* _Task description_:
Continue the court's tentative ruling in the privacy case against OnePlus USA Corp., starting right after its last sentence. Leave the material after it untouched.

* _Selection_:
——————————

Judge: Virginia Keeny, Case: 24STCV29827, Date: 2025-04-30 Tentative Ruling

Case Number: 24STCV29827    Hearing Date: April 30, 2025    Dept: 45

TANYA CANTU vs ONEPLUS USA CORP.

 

demurrer with motion to strike

 

Date of Hearing:        April 30, 2025                                     Trial Date:       None set.

Department:              45                                                        Case No.:        24STCV29827

 

Moving Party:            Defendant OnePlus USA Corp.

Responding Party:     Plaintiff Tanya Cantu

Meet and Confer:      Yes. (Chang Decl.)

 

BACKGROUND

 

On November 12, 2024, Plaintiff Tanya Cantu filed a complaint against OnePlus USA Corp. for Violation of California Invasion Privacy Act. Plaintiff alleges Defendant secretly deployed a de-anonymization process to identify and track Plaintiff using electronic impulses generated from Plaintiff’s device, which are a violation of California’s Trap and Trace Law.

 

[Tentative] Ruling

 

Defendant OnePlus USA Corp.’s Demurrer to the Complaint is OVERRULED. Defendant OnePlus USA Corp.’s Motion to Strike is GRANTED WITH LEAVE TO AMEND.

——————————

* _Data excerpt_:
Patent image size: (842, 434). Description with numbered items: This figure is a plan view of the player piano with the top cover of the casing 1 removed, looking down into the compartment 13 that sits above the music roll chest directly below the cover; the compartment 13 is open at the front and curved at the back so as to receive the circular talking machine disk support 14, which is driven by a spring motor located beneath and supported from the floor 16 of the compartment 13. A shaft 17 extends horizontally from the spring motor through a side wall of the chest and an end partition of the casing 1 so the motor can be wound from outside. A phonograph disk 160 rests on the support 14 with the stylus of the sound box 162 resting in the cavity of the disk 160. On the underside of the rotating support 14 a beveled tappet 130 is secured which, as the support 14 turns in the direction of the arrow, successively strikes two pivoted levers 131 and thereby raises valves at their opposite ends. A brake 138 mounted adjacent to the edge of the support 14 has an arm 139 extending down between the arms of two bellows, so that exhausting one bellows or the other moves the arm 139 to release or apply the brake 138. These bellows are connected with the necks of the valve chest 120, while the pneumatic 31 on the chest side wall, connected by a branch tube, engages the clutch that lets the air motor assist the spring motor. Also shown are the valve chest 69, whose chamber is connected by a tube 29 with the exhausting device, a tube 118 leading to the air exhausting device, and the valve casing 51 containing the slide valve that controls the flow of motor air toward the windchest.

——————————

* _Reply_:
REQUEST FOR JUDICIAL NOTICE

 

Defendant OnePlus USA Corp. requests this court take judicial notice of the screenshot of the Landing Page of OnePlus’ website; the screenshot of the Website’s pop-up banner requesting users to consent to the use of cookies and other tracking technologies; the screenshot of the Website’s pop-up “Manage Cookies” banner requesting users to select which cookies and tracking technologies they will allow;  OnePlus’s Cookie Policy; OnePlus’s Privacy Policy; the court order issued in Casillas v. Transitions Optical, Inc., 2024 WL 4873370; the court order issued in Rodriguez v. Plivo Inc., 2024 WL 5184413; and the court order issued in Rodriguez v. Fountain9, Inc., 2024 WL 4905217.

 

Plaintiff objects to the request for judicial notice on the grounds the requests are irrelevant to deciding the instant demurrer. The court agrees. The court DENIES Defendant’s request for judicial notice.

 

In opposition, Plaintiff requests this court take judicial notice of Senate Committee on Public Safety Bill Analysis of Apr. 12, 2010 for Senate Bill No. 1428 (2009-2010 Regular Session); Assembly Committee on Public Safety Bill Analysis of June 21, 2010 for Senate Bill No. 1428 (2009-2010 Regular Session); and First Amended Class Action Complaint filed on November 21, 2022 in Greenley v. Kochava, Inc., No. 3:22-cv-01327-BAS-AHG (S.D. Cal.).

 

The court GRANTS judicial notice. As for Exhibit 3, the court only takes judicial notice of its existence and not the facts of the complaint.

 

DISCUSSION

 

Defendant OnePlus USA Corp. demurs to Plaintiff’s complaint on the grounds Plaintiff cannot state a claim for violation of California Penal Code section 638.51 on the grounds Plaintiff expressly and impliedly consented to the use of the software at issue; Plaintiff has no injury-in-fact; and the software is used to operate, maintain, and test OnePlus’s website.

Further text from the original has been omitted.